## REQUIREMENTS:
Pull every line containing the word "search" from the records.

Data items
·····

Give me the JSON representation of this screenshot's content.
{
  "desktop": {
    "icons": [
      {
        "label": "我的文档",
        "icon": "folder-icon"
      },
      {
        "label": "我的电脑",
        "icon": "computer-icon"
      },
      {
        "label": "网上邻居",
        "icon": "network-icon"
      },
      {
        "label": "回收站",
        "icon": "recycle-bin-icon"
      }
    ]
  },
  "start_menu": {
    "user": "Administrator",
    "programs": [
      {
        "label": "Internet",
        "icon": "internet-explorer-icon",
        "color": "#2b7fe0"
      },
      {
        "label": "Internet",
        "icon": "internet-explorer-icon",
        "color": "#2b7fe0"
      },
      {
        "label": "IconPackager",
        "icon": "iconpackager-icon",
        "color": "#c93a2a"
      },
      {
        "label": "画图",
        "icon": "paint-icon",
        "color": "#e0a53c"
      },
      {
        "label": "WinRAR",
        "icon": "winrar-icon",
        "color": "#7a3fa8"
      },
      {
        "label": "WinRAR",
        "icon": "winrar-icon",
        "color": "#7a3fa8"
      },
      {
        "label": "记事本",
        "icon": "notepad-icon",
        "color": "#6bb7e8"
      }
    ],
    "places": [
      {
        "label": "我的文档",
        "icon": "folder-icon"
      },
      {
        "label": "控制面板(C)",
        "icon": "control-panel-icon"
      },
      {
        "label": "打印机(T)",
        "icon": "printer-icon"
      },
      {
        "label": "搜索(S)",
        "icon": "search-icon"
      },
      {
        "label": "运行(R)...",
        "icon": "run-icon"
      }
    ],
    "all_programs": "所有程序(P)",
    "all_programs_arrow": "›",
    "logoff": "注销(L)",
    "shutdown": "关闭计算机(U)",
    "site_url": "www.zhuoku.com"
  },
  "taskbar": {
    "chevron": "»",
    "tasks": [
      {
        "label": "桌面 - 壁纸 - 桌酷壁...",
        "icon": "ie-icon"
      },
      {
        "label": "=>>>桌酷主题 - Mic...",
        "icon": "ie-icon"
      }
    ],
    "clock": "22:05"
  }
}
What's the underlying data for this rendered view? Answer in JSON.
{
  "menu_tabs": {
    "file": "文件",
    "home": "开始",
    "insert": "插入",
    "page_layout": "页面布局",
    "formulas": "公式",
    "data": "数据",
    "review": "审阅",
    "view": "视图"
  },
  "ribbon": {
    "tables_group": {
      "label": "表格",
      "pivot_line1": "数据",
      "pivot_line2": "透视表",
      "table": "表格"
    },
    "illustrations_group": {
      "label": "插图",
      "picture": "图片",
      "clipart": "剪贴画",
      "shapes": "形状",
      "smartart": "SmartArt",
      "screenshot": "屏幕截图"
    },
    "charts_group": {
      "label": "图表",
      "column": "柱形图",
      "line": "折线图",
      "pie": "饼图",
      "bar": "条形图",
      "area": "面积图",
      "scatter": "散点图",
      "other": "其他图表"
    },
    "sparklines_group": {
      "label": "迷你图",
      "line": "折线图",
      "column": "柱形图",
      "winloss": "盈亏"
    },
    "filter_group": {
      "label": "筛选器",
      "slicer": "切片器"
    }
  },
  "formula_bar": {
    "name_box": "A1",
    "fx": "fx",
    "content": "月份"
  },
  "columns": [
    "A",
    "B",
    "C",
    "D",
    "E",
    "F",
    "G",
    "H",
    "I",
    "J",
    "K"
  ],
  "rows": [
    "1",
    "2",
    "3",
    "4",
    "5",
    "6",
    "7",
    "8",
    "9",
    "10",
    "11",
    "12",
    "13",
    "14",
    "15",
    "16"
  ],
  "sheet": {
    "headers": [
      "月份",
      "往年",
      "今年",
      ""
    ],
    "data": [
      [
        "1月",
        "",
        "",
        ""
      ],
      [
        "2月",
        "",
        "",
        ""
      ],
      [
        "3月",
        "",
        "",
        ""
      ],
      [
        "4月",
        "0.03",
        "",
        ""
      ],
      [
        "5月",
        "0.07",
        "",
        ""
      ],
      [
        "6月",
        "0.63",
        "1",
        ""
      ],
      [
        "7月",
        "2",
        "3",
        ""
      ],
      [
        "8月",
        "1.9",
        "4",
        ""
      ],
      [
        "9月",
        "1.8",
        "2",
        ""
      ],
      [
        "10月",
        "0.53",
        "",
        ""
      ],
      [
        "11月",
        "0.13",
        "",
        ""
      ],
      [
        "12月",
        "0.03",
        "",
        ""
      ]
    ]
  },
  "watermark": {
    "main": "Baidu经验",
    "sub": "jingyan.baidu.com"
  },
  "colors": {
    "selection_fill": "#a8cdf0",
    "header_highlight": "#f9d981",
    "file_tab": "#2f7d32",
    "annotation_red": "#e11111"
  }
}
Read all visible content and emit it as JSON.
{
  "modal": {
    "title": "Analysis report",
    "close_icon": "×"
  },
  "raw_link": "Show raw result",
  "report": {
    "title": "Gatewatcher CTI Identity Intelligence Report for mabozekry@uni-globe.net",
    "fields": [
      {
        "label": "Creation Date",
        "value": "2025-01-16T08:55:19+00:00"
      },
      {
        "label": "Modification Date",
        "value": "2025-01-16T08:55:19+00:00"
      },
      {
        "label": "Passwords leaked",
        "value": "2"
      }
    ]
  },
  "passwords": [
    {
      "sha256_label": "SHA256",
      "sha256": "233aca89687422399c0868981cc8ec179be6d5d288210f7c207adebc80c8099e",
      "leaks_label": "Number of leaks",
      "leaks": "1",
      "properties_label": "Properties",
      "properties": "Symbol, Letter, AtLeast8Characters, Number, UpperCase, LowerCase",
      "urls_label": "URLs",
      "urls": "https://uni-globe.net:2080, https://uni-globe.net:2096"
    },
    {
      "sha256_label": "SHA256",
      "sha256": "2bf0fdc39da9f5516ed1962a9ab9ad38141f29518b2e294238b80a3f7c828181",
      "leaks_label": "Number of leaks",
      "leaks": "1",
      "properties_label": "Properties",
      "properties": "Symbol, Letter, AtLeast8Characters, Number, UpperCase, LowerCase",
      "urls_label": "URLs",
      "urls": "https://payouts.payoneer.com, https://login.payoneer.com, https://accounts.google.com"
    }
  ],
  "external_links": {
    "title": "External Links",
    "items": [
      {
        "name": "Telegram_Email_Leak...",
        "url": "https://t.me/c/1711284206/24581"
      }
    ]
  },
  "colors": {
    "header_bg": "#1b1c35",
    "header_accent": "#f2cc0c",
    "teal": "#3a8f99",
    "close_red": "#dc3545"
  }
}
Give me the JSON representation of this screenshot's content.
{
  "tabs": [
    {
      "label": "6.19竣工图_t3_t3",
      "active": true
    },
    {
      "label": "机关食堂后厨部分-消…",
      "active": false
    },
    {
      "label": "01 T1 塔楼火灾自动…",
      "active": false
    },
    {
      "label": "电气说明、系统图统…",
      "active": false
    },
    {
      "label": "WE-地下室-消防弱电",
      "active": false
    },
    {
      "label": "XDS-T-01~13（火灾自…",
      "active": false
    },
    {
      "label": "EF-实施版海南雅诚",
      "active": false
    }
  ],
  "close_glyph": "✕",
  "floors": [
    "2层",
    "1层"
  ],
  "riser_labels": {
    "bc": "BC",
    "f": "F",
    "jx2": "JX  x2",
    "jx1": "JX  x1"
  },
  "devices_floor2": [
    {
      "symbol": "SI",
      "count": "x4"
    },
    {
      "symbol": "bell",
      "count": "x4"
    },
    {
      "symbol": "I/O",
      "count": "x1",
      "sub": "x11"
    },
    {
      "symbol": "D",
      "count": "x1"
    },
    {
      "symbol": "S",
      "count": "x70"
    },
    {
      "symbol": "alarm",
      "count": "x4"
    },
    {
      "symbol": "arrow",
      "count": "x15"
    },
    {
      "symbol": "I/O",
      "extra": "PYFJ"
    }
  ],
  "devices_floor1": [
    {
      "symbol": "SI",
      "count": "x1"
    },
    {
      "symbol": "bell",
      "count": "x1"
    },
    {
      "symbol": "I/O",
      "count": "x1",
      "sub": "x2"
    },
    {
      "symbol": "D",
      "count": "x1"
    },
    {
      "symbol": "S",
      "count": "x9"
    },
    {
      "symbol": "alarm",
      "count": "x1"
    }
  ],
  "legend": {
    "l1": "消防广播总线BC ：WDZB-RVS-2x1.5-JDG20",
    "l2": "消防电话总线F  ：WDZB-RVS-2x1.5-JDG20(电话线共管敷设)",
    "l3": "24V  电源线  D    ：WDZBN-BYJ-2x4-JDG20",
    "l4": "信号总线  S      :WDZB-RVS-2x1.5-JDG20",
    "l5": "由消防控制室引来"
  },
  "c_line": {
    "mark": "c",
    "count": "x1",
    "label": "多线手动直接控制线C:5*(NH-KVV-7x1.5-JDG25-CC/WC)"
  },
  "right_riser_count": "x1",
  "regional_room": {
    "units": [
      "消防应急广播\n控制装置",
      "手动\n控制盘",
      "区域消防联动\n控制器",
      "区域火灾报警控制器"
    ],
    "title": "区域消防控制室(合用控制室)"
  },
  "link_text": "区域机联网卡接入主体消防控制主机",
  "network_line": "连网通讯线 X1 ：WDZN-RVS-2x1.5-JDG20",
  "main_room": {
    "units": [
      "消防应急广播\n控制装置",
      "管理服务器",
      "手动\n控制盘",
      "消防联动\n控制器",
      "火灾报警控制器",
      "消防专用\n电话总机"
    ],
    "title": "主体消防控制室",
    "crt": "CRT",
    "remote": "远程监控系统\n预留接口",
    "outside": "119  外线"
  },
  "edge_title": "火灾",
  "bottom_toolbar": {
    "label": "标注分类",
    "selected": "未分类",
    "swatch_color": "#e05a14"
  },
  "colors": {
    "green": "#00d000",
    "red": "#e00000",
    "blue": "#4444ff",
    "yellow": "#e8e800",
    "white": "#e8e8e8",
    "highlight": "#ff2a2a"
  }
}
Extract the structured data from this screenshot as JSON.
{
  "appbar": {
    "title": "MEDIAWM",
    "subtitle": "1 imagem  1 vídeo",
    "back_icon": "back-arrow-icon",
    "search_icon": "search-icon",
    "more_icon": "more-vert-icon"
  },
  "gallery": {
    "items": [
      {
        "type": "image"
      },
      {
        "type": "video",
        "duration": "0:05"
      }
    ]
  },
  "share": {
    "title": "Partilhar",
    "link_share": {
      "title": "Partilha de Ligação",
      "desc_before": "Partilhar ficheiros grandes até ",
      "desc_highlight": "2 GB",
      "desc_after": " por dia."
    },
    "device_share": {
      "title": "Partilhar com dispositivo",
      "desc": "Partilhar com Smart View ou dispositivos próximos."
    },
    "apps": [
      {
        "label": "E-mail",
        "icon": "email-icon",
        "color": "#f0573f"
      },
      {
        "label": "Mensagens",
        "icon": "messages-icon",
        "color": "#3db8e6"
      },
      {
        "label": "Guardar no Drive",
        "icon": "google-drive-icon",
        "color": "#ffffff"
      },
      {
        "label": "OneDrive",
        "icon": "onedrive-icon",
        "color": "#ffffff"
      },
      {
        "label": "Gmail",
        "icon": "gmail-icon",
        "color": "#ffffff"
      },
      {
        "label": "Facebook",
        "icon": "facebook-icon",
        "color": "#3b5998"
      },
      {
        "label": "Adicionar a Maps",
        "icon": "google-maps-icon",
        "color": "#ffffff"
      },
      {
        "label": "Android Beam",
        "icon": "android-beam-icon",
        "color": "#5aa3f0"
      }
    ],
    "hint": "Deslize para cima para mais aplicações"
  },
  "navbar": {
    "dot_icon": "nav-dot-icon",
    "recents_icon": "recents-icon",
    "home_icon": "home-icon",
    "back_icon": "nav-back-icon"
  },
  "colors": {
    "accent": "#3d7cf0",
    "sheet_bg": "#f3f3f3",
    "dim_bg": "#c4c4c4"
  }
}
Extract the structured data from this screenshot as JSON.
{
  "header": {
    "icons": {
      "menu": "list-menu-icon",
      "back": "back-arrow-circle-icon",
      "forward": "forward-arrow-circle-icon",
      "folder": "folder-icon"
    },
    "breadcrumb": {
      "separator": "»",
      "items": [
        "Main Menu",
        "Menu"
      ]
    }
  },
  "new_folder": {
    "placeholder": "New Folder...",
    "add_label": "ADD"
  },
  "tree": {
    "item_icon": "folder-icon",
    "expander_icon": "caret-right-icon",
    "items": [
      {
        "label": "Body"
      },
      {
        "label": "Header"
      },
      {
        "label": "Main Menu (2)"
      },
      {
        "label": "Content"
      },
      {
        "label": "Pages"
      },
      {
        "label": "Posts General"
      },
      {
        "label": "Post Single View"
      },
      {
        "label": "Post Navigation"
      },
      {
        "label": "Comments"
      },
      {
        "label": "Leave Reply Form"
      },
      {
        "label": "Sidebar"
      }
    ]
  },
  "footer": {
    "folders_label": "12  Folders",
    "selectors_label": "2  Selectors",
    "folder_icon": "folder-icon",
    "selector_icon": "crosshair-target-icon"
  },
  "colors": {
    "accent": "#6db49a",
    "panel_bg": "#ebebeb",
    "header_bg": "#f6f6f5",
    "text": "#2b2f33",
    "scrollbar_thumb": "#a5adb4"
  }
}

·····

## FULL OUTPUT:
        "icon": "search-icon"
    "search_icon": "search-icon",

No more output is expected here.